*EXERCISE BRIEF*: Omit every image, and transcribe the remaining entries exactly as given.

%%

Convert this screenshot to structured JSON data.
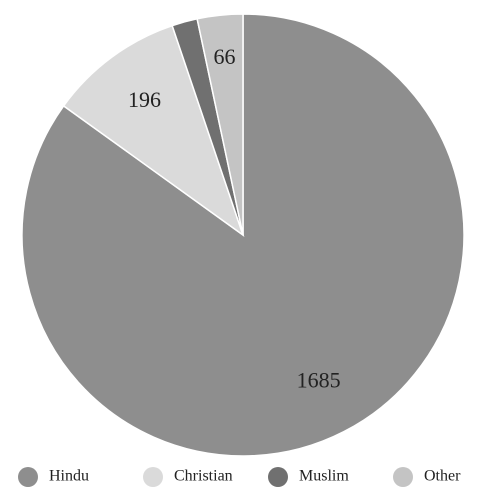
{
  "chart_data": {
    "type": "pie",
    "categories": [
      "Hindu",
      "Christian",
      "Muslim",
      "Other"
    ],
    "values": [
      1685,
      196,
      37,
      66
    ],
    "colors": [
      "#8e8e8e",
      "#dadada",
      "#707070",
      "#c4c4c4"
    ],
    "value_labels": [
      "1685",
      "196",
      null,
      "66"
    ],
    "legend": "bottom"
  }
}
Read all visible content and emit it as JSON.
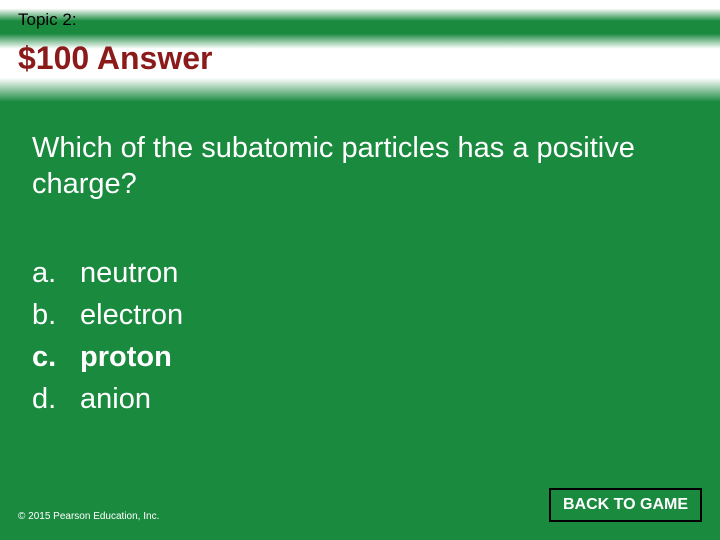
{
  "header": {
    "topic_label": "Topic 2:",
    "title": "$100 Answer",
    "title_color": "#8b1a1a"
  },
  "question": "Which of the subatomic particles has a positive charge?",
  "options": [
    {
      "letter": "a.",
      "text": "neutron",
      "is_answer": false
    },
    {
      "letter": "b.",
      "text": "electron",
      "is_answer": false
    },
    {
      "letter": "c.",
      "text": "proton",
      "is_answer": true
    },
    {
      "letter": "d.",
      "text": "anion",
      "is_answer": false
    }
  ],
  "footer": {
    "copyright": "© 2015 Pearson Education, Inc.",
    "back_button": "BACK TO GAME"
  },
  "colors": {
    "background": "#1a8a3f",
    "text_light": "#ffffff",
    "button_border": "#000000"
  },
  "typography": {
    "topic_fontsize": 17,
    "title_fontsize": 32,
    "body_fontsize": 29,
    "copyright_fontsize": 10,
    "button_fontsize": 16
  }
}
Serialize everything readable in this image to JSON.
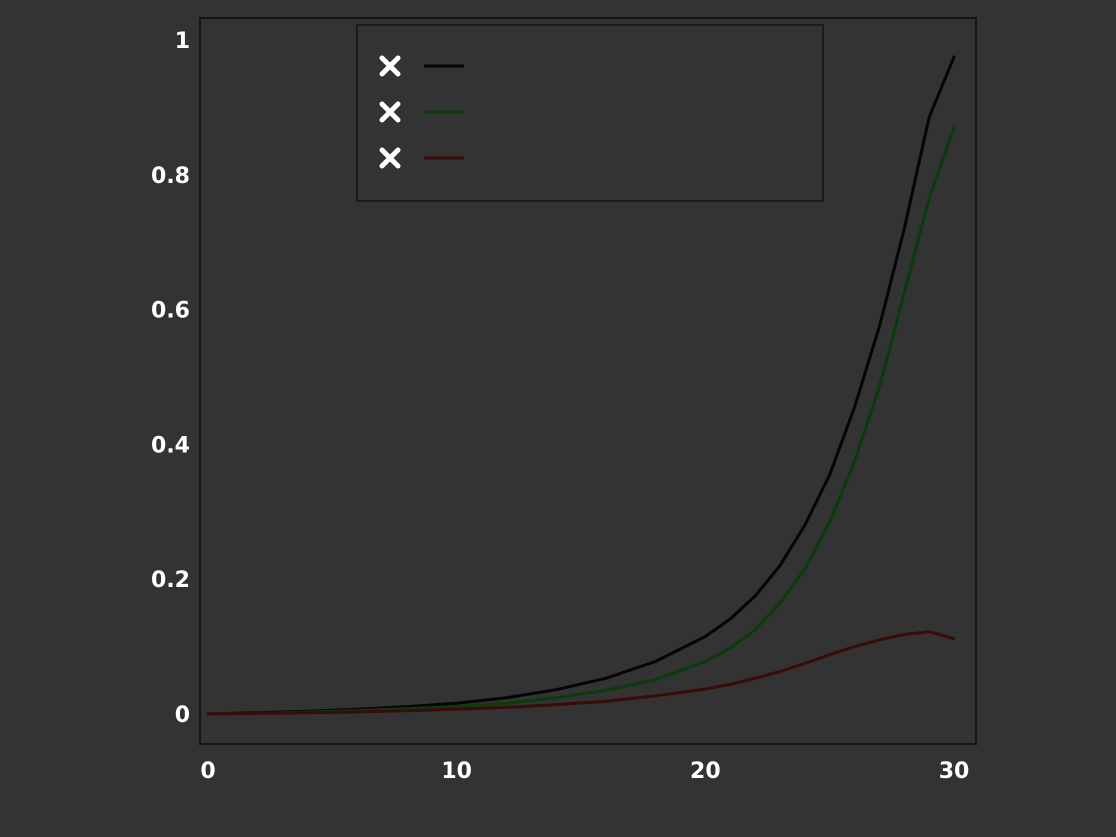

%%

*WRITTEN ANSWER*:
Convert this screenshot to structured JSON data.
{
  "chart_data": {
    "type": "pie",
    "categories": [
      "Hindu",
      "Christian",
      "Muslim",
      "Other"
    ],
    "values": [
      1685,
      196,
      37,
      66
    ],
    "colors": [
      "#8e8e8e",
      "#dadada",
      "#707070",
      "#c4c4c4"
    ],
    "value_labels": [
      "1685",
      "196",
      null,
      "66"
    ],
    "legend": "bottom"
  }
}
Read all visible content and emit it as JSON.
{
  "header": {
    "topic_label": "Topic 2:",
    "title": "$100 Answer",
    "title_color": "#8b1a1a"
  },
  "question": "Which of the subatomic particles has a positive charge?",
  "options": [
    {
      "letter": "a.",
      "text": "neutron",
      "is_answer": false
    },
    {
      "letter": "b.",
      "text": "electron",
      "is_answer": false
    },
    {
      "letter": "c.",
      "text": "proton",
      "is_answer": true
    },
    {
      "letter": "d.",
      "text": "anion",
      "is_answer": false
    }
  ],
  "footer": {
    "copyright": "© 2015 Pearson Education, Inc.",
    "back_button": "BACK TO GAME"
  },
  "colors": {
    "background": "#1a8a3f",
    "text_light": "#ffffff",
    "button_border": "#000000"
  },
  "typography": {
    "topic_fontsize": 17,
    "title_fontsize": 32,
    "body_fontsize": 29,
    "copyright_fontsize": 10,
    "button_fontsize": 16
  }
}
Serialize everything readable in this image to JSON.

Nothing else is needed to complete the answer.